**Do this:** Duplicate everything from "I had a yellow" down to "application materials in!" in the orientation account below.

**Reading passage:**
┏━━
The Ballroom on the top floor was full of the different types of students. Most pertained to the two-year MPP or MPA for people who were “of traditional Master’s degree age” – like 25 as I had been for my first Master’s at LSE. Lots of very energetic people. I am not calling them kids!

I had a yellow namebadge as I am part of the Mid-Career cohort. Many of the international students were there. It was fun to hear about what and how they became interested in the program. Most (like 9 our of 10) of the US students I met were from DC. I wonder how many made the sprint from Nov 9th to Dec 1 to get all their application materials in!

Mary Beaulieu of the Office of Career Advancement asked “what is the difference you want t make in the world? People here care about solving public problems. Keep that purpose at the front of your minds.”

Tim McCarthy was a fabulous keynote speaker – he is a professor and part of the Carr Ctr for Human Rights Policy.

“You are not a mistake” was his central theme. Forget the “imposter syndrome” he exhorted us. We are here because we were intentionally, specifically, and arduously selected to be part of the Kennedy School. And while it is quite a brand, this Harvard thing, it is a tremendous opportunity. And with that opportunity, comes great responsibility.

He shared his story as a student and then academic. A telling tale of time in Alabama meeting a community and sitting with an elderly woman in a church. Taking various directions and efforts through personal and professional duress. Explaining that the answer to how he “got there” was: “through the mess.”

One of the things that he left me with, as an impression was, to come to the Kennedy School because you care about the big issues, but be here in order to discover new parts of yourself. To breathe. To take time to explore and to think outside the box. Education is an opportunity to help us live a life of meaning.

He noted one of the things we want to gain is moral courage – the skills and the network to take risks that matter. He noted the quote of Paul Tillich: “Power is the means by which love can achieve justice.” He was absolutely inspirational and I’ll need to spend some time with him.

He also encouraged us to take our professors to lunch!

We broke out for various sessions – as MC/MPAs we left the hotel and went over to some of the HKS buildings. We had a seminar on diversity and thinking from different angles. Prof. Livingston (I believe) shared a story of social networks and one about a collaborative project – using the Old Mutual Building in Zimbabwe as the example – this is where the built it to emulate a termite mound’s natural air-cooling. Perfect example for me. #MoreGreenBuildings!
┗━━
**Records provided:**
┏━━
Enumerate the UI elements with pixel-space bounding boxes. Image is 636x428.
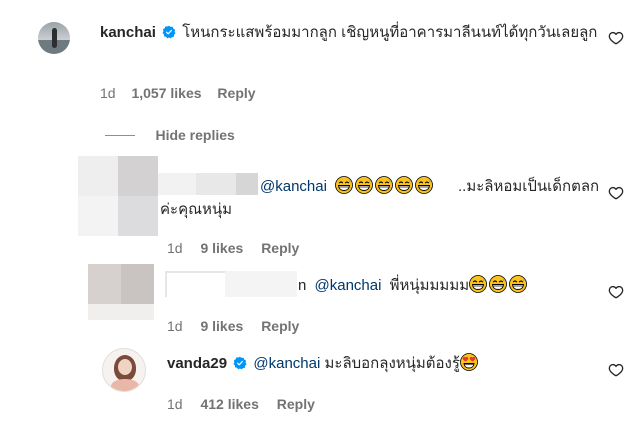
comment-username[interactable]: kanchai: [100, 24, 156, 41]
comment-time: 1d: [100, 85, 116, 101]
comment-text: โหนกระแสพร้อมมากลูก เชิญหนูที่อาคารมาลีน…: [182, 24, 598, 41]
like-heart-icon[interactable]: [608, 185, 624, 201]
reply-text: พี่หนุ่มมมมม: [389, 277, 470, 294]
reply-meta: 1d 9 likes Reply: [167, 318, 299, 334]
comment-likes[interactable]: 1,057 likes: [131, 85, 201, 101]
like-heart-icon[interactable]: [608, 284, 624, 300]
comment-meta: 1d 1,057 likes Reply: [100, 85, 256, 101]
grinning-sweat-emoji-icon: [509, 275, 527, 293]
reply-mention[interactable]: @kanchai: [315, 277, 382, 294]
reply-meta: 1d 9 likes Reply: [167, 240, 299, 256]
reply-mention[interactable]: @kanchai: [253, 355, 320, 372]
reply-button[interactable]: Reply: [261, 240, 299, 256]
reply-text: มะลิบอกลุงหนุ่มต้องรู้: [324, 355, 460, 372]
avatar[interactable]: [38, 22, 70, 54]
reply-button[interactable]: Reply: [261, 318, 299, 334]
like-heart-icon[interactable]: [608, 362, 624, 378]
like-heart-icon[interactable]: [608, 30, 624, 46]
reply-button[interactable]: Reply: [277, 396, 315, 412]
reply-time: 1d: [167, 318, 183, 334]
reply-button[interactable]: Reply: [217, 85, 255, 101]
reply-username[interactable]: vanda29: [167, 355, 227, 372]
verified-badge-icon: [233, 356, 247, 370]
reply-likes[interactable]: 9 likes: [200, 318, 243, 334]
grinning-sweat-emoji-icon: [469, 275, 487, 293]
verified-badge-icon: [162, 25, 176, 39]
hide-replies-toggle[interactable]: Hide replies: [105, 127, 235, 145]
reply-time: 1d: [167, 396, 183, 412]
heart-eyes-emoji-icon: [460, 353, 478, 371]
reply-likes[interactable]: 9 likes: [200, 240, 243, 256]
avatar-pixelated[interactable]: [78, 156, 158, 236]
reply-meta: 1d 412 likes Reply: [167, 396, 315, 412]
hide-replies-label[interactable]: Hide replies: [155, 127, 234, 143]
reply-text: ..มะลิหอมเป็นเด็กตลกค่ะคุณหนุ่ม: [160, 178, 600, 218]
reply-time: 1d: [167, 240, 183, 256]
avatar-pixelated[interactable]: [88, 264, 154, 320]
avatar[interactable]: [102, 348, 146, 392]
hide-replies-line: [105, 135, 135, 137]
grinning-sweat-emoji-icon: [489, 275, 507, 293]
username-pixelated[interactable]: [165, 271, 297, 297]
reply-likes[interactable]: 412 likes: [200, 396, 258, 412]
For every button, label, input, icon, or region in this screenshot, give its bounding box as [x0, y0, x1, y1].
┗━━
**The solution:**
I had a yellow namebadge as I am part of the Mid-Career cohort. Many of the international students were there. It was fun to hear about what and how they became interested in the program. Most (like 9 our of 10) of the US students I met were from DC. I wonder how many made the sprint from Nov 9th to Dec 1 to get all their application materials in!